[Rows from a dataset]
────────────────────────────────────────

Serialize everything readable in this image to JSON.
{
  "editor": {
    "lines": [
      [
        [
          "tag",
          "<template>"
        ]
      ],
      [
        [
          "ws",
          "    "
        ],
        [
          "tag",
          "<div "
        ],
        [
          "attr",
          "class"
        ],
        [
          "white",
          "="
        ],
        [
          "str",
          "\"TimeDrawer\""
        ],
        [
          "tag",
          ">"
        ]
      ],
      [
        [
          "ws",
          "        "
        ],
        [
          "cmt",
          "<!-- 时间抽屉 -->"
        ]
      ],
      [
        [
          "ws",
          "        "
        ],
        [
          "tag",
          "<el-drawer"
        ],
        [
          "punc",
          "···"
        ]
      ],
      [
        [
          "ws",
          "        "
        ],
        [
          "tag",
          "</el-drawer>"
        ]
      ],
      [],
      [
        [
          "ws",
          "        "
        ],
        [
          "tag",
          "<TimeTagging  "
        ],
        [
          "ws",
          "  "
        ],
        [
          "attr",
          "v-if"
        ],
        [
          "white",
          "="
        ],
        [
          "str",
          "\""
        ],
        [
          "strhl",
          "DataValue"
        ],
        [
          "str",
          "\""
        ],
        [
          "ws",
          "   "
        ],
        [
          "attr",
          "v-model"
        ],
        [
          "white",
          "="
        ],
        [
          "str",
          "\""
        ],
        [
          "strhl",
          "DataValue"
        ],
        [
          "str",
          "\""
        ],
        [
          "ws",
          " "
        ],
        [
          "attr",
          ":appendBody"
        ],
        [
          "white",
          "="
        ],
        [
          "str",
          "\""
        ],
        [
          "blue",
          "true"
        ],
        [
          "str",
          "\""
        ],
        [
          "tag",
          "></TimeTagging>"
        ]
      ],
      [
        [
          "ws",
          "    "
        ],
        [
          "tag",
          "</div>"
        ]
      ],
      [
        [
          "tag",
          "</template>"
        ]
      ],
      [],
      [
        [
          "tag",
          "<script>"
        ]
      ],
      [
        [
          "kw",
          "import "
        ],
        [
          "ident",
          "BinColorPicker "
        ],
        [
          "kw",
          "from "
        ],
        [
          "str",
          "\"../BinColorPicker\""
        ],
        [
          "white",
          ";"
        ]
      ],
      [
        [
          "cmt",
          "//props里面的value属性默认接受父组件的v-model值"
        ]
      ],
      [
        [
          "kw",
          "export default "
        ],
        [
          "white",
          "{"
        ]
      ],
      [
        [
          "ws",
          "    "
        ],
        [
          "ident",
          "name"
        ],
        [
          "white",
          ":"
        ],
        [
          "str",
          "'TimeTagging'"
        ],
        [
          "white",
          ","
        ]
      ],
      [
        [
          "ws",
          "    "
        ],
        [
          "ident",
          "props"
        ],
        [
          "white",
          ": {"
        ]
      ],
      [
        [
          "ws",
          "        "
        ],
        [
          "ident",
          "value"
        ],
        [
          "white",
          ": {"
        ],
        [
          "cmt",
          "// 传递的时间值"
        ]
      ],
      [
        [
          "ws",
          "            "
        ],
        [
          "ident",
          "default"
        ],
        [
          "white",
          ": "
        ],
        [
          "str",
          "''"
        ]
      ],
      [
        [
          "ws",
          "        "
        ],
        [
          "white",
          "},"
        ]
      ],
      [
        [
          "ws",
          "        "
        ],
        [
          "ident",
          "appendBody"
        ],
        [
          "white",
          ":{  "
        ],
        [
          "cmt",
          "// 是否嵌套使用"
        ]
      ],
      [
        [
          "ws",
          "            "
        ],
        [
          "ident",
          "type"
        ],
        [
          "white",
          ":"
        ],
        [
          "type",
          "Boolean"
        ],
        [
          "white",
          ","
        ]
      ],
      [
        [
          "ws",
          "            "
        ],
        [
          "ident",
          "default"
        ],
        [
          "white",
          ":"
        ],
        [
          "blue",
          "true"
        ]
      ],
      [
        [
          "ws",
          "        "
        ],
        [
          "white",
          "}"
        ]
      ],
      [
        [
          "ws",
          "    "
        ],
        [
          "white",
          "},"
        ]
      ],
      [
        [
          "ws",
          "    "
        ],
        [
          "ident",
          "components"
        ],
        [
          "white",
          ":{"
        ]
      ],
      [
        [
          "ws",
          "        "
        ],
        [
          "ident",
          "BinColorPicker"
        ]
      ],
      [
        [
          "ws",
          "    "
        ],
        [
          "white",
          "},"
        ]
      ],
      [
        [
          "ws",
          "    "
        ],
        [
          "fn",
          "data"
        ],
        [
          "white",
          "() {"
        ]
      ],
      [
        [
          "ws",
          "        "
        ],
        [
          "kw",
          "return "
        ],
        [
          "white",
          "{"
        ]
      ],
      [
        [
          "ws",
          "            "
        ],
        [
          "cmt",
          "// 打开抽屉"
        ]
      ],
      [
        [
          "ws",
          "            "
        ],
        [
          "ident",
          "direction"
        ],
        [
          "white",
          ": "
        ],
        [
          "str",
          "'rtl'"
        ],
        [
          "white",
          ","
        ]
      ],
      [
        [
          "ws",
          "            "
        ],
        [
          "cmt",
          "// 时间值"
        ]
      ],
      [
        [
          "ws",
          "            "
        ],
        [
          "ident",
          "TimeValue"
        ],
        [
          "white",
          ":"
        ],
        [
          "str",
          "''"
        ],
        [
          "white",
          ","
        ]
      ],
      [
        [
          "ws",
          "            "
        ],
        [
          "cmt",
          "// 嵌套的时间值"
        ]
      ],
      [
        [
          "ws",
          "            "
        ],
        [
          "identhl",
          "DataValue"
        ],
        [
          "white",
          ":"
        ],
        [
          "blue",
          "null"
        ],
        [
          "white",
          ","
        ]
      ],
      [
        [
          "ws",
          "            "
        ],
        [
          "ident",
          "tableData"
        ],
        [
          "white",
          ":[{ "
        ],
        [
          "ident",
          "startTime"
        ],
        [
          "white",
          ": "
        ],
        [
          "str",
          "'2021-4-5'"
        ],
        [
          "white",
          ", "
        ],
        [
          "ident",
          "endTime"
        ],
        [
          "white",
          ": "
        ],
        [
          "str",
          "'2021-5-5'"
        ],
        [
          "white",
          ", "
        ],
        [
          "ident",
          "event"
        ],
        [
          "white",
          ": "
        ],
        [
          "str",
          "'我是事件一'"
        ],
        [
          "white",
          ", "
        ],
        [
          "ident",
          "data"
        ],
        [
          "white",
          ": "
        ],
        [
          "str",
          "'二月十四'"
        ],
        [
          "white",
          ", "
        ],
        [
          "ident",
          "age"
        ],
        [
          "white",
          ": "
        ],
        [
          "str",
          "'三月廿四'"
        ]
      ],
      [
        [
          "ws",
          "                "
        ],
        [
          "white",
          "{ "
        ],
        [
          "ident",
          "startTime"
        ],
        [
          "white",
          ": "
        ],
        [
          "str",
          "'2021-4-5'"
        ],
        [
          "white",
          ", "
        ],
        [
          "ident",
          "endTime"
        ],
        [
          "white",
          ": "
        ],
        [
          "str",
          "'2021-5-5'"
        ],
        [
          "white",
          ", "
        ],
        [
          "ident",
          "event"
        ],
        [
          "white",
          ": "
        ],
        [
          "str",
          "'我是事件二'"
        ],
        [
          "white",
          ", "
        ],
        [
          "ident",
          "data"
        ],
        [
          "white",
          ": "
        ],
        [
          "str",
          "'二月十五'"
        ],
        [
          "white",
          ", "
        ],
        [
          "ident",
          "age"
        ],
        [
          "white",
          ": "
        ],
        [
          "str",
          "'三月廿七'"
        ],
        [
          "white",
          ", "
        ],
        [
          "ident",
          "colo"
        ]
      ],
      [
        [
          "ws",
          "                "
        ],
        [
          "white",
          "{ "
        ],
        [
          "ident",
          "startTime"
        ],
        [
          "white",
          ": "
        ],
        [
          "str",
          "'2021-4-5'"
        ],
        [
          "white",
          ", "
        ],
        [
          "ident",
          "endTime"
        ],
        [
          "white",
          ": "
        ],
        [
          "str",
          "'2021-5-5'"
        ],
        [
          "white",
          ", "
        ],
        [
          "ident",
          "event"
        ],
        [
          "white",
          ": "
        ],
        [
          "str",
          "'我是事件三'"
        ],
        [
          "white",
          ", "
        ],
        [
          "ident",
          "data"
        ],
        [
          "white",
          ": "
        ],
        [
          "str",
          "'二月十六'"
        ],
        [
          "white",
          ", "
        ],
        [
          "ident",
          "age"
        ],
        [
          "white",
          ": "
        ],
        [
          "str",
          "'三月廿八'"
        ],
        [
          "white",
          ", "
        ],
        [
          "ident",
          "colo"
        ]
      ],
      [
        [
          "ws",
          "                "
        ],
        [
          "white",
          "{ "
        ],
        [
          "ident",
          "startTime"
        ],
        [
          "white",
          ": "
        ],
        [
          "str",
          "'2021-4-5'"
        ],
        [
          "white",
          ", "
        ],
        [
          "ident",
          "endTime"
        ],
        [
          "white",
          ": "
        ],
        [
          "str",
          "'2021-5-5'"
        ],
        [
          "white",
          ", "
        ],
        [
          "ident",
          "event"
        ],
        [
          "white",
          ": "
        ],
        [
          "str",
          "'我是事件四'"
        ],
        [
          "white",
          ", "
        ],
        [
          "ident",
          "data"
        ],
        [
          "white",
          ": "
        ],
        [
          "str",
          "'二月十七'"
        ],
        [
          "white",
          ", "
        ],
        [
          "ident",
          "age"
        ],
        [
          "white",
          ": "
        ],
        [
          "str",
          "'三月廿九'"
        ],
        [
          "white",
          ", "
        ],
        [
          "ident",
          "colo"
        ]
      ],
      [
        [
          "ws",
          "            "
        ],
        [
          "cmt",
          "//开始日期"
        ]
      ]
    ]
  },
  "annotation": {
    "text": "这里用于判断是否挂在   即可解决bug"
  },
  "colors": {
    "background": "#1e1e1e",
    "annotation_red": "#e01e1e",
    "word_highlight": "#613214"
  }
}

────────────────────────────────────────

Problem to solve:
Each line in the listing above either holds the string "BinColorPicker" or does not; state how many do, giving the number only.

Right answer:
3